Objectif 1 -
Répondez aux questions suivantes d'après l'extrait de décision :
(a) À quelle date le directeur général de l'OFPRA a-t-il mis fin au statut de réfugiée de Mme A... ?
(b) Sous quel numéro la Cour nationale du droit d'asile a-t-elle rejeté la demande ?
(c) Quelle somme Mme A... demande-t-elle de mettre à la charge de l'OFPRA ?
Objectif 2 - Dans l'extrait de décision, recopiez le passage compris entre « Vu les procédures » et « rejeté sa demande. », bornes incluses, en changeant « Cour nationale du droit d'asile » en « CNDA ».

Texte source -
▼

Vu les procédures suivantes :
1° Sous le n° 473593, Mme B... A... a demandé à la Cour nationale du droit d'asile d'annuler la décision du 7 avril 2022 par laquelle le directeur général de l'Office français de protection des réfugiés et apatrides (OFPRA) a mis fin à son statut de réfugiée sur le fondement de l'article L. 511 8 du code de l'entrée et du séjour des étrangers et du droit d'asile, et de la maintenir dans ce statut et cette qualité. Par une décision n° 22025037 du 22 décembre 2022, la Cour nationale du droit d'asile a rejeté sa demande.
Par un pourvoi sommaire, un mémoire complémentaire et un mémoire en réplique enregistrés les 25 avril et 24 juillet 2023 et le 11 mars 2024 au secrétariat du contentieux du Conseil d'Etat, Mme A... demande au Conseil d'Etat :
1°) d'annuler cette décision ;
2°) réglant l'affaire au fond, de faire droit à sa demande ;
3°) de mettre à la charge de l'OFPRA le versement d'une somme de 3 500 euros à la SCP Rocheteau, Uzan-Sarano et Goulet, son avocat, sur le fondement des articles L. 761-1 du code de justice administrative et 37 de la loi du 10 juillet 1991.

▲

Section des données -
▼

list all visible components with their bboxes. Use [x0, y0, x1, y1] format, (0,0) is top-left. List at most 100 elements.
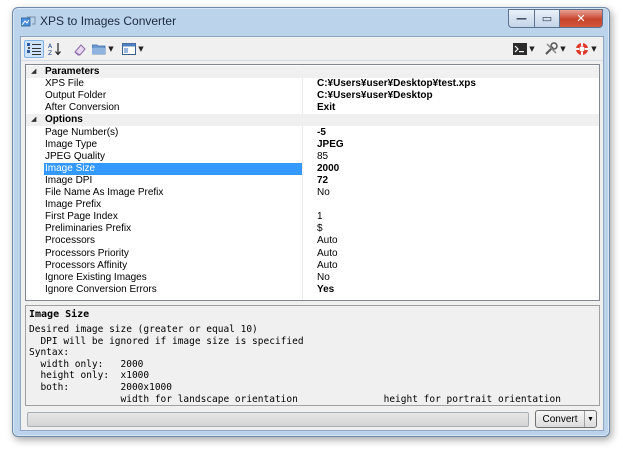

▲

Solution complète 1 -
(a) Le 7 avril 2022.
(b) Sous le n° 22025037, par une décision du 22 décembre 2022.
(c) 3 500 euros.

Solution complète 2 -
Vu les procédures suivantes :
1° Sous le n° 473593, Mme B... A... a demandé à la CNDA d'annuler la décision du 7 avril 2022 par laquelle le directeur général de l'Office français de protection des réfugiés et apatrides (OFPRA) a mis fin à son statut de réfugiée sur le fondement de l'article L. 511 8 du code de l'entrée et du séjour des étrangers et du droit d'asile, et de la maintenir dans ce statut et cette qualité. Par une décision n° 22025037 du 22 décembre 2022, la CNDA a rejeté sa demande.